**YOUR GOAL**
Write out the records beneath this line exactly as they appear, minus any images.

(Extracted data entries)
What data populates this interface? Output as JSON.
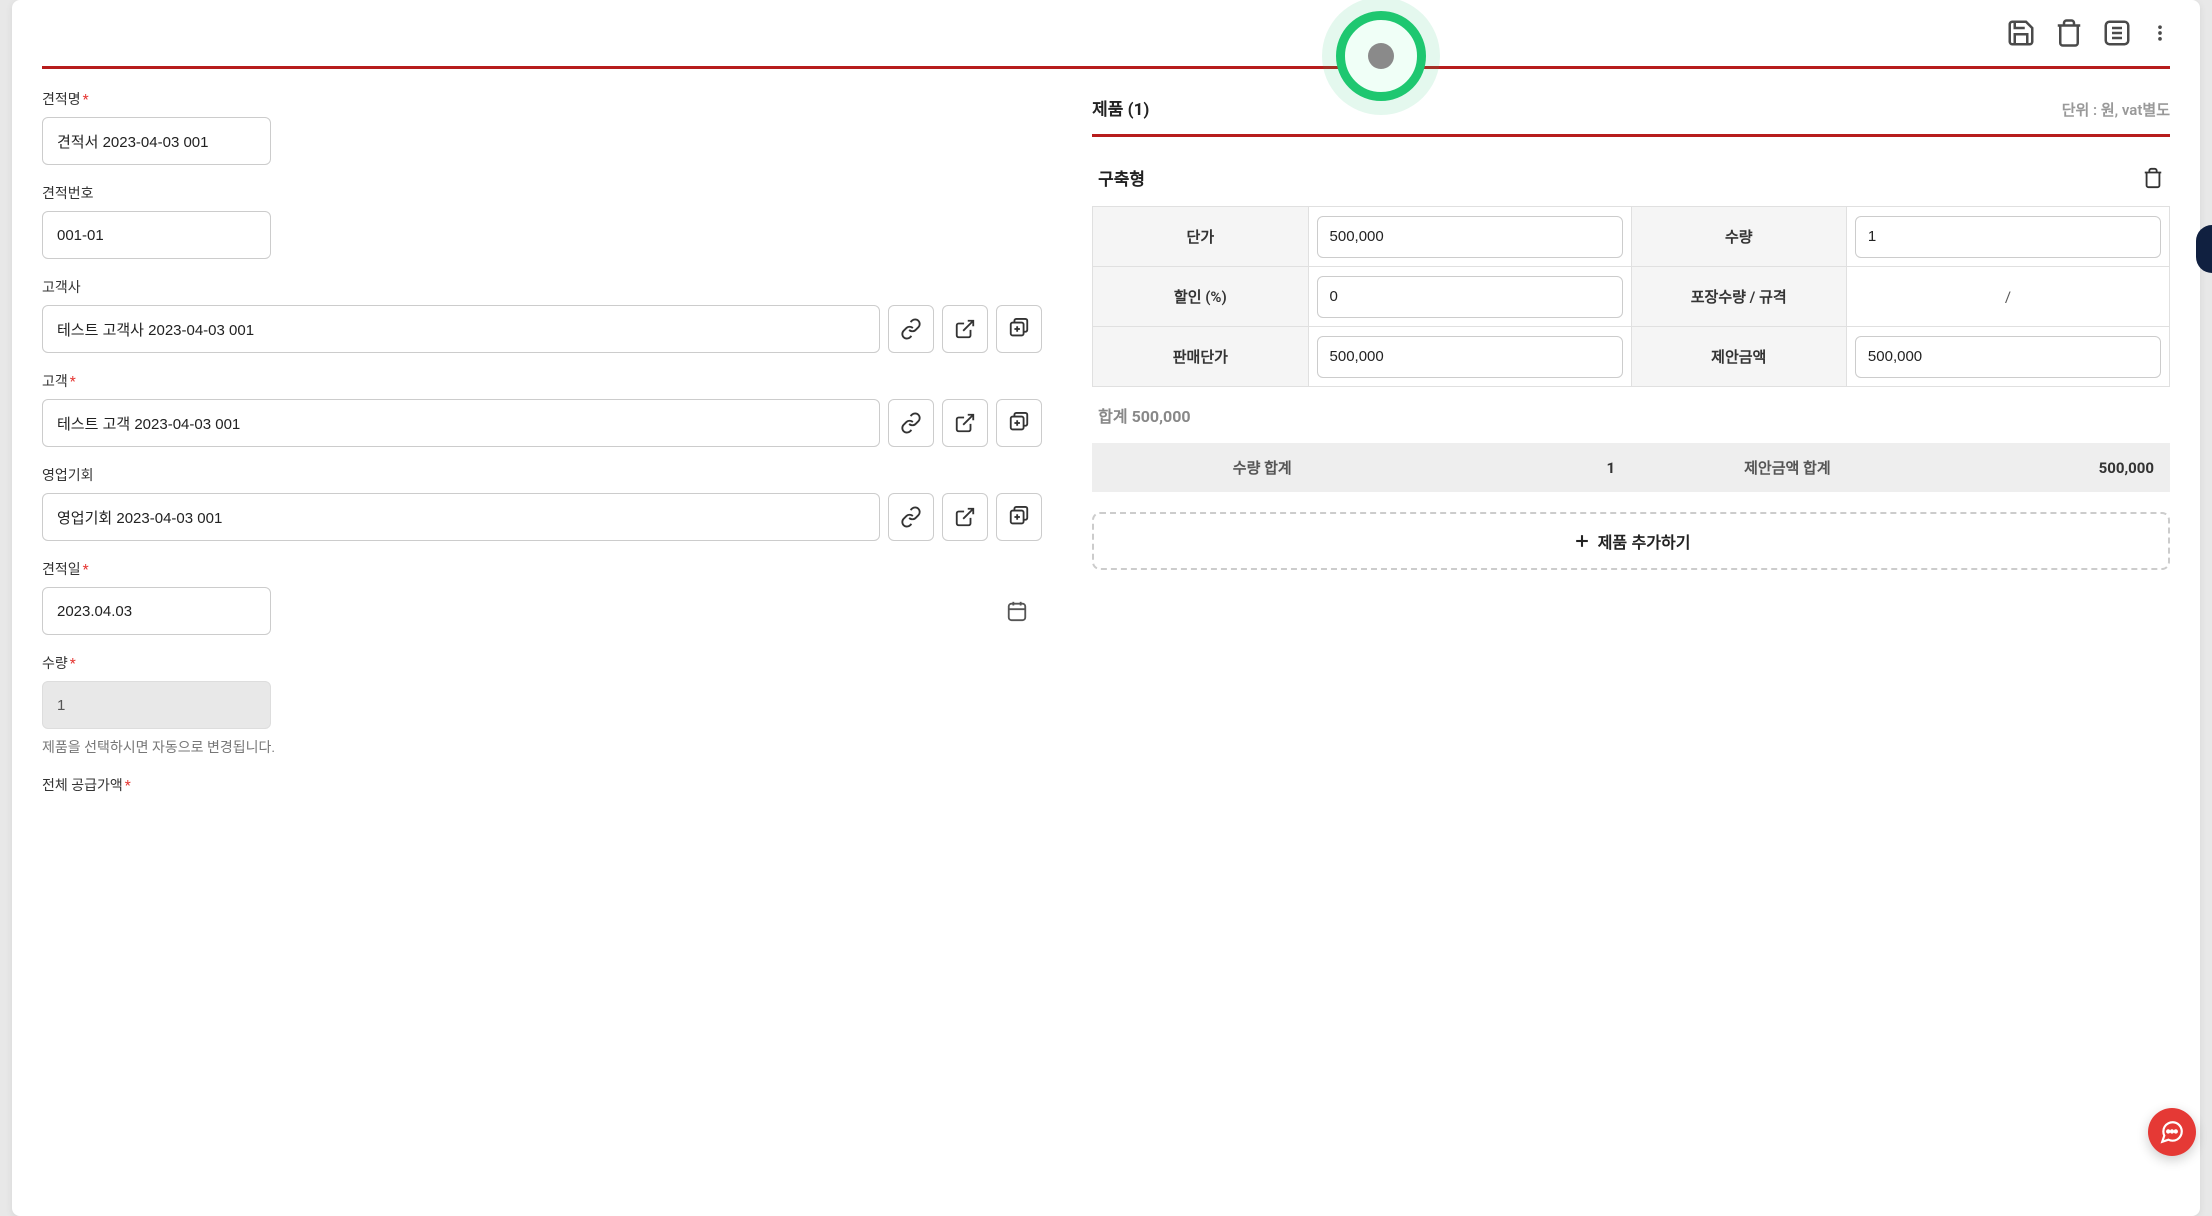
{
  "form": {
    "quote_name": {
      "label": "견적명",
      "value": "견적서 2023-04-03 001",
      "required": true
    },
    "quote_number": {
      "label": "견적번호",
      "value": "001-01",
      "required": false
    },
    "client_company": {
      "label": "고객사",
      "value": "테스트 고객사 2023-04-03 001",
      "required": false
    },
    "client_contact": {
      "label": "고객",
      "value": "테스트 고객 2023-04-03 001",
      "required": true
    },
    "opportunity": {
      "label": "영업기회",
      "value": "영업기회 2023-04-03 001",
      "required": false
    },
    "quote_date": {
      "label": "견적일",
      "value": "2023.04.03",
      "required": true
    },
    "quantity": {
      "label": "수량",
      "value": "1",
      "required": true,
      "hint": "제품을 선택하시면 자동으로 변경됩니다."
    },
    "total_supply": {
      "label": "전체 공급가액",
      "required": true
    }
  },
  "products": {
    "header_title": "제품 (1)",
    "header_unit": "단위 : 원, vat별도",
    "item_name": "구축형",
    "fields": {
      "unit_price": {
        "label": "단가",
        "value": "500,000"
      },
      "qty": {
        "label": "수량",
        "value": "1"
      },
      "discount": {
        "label": "할인 (%)",
        "value": "0"
      },
      "package_spec": {
        "label": "포장수량 / 규격",
        "value": "/"
      },
      "sale_price": {
        "label": "판매단가",
        "value": "500,000"
      },
      "proposal_amount": {
        "label": "제안금액",
        "value": "500,000"
      }
    },
    "subtotal": "합계 500,000",
    "summary": {
      "qty_total_label": "수량 합계",
      "qty_total_value": "1",
      "amount_total_label": "제안금액 합계",
      "amount_total_value": "500,000"
    },
    "add_button": "제품 추가하기"
  }
}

**REPLY TO THE EXERCISE**
What data populates this interface? Output as JSON.
{
  "form": {
    "quote_name": {
      "label": "견적명",
      "value": "견적서 2023-04-03 001",
      "required": true
    },
    "quote_number": {
      "label": "견적번호",
      "value": "001-01",
      "required": false
    },
    "client_company": {
      "label": "고객사",
      "value": "테스트 고객사 2023-04-03 001",
      "required": false
    },
    "client_contact": {
      "label": "고객",
      "value": "테스트 고객 2023-04-03 001",
      "required": true
    },
    "opportunity": {
      "label": "영업기회",
      "value": "영업기회 2023-04-03 001",
      "required": false
    },
    "quote_date": {
      "label": "견적일",
      "value": "2023.04.03",
      "required": true
    },
    "quantity": {
      "label": "수량",
      "value": "1",
      "required": true,
      "hint": "제품을 선택하시면 자동으로 변경됩니다."
    },
    "total_supply": {
      "label": "전체 공급가액",
      "required": true
    }
  },
  "products": {
    "header_title": "제품 (1)",
    "header_unit": "단위 : 원, vat별도",
    "item_name": "구축형",
    "fields": {
      "unit_price": {
        "label": "단가",
        "value": "500,000"
      },
      "qty": {
        "label": "수량",
        "value": "1"
      },
      "discount": {
        "label": "할인 (%)",
        "value": "0"
      },
      "package_spec": {
        "label": "포장수량 / 규격",
        "value": "/"
      },
      "sale_price": {
        "label": "판매단가",
        "value": "500,000"
      },
      "proposal_amount": {
        "label": "제안금액",
        "value": "500,000"
      }
    },
    "subtotal": "합계 500,000",
    "summary": {
      "qty_total_label": "수량 합계",
      "qty_total_value": "1",
      "amount_total_label": "제안금액 합계",
      "amount_total_value": "500,000"
    },
    "add_button": "제품 추가하기"
  }
}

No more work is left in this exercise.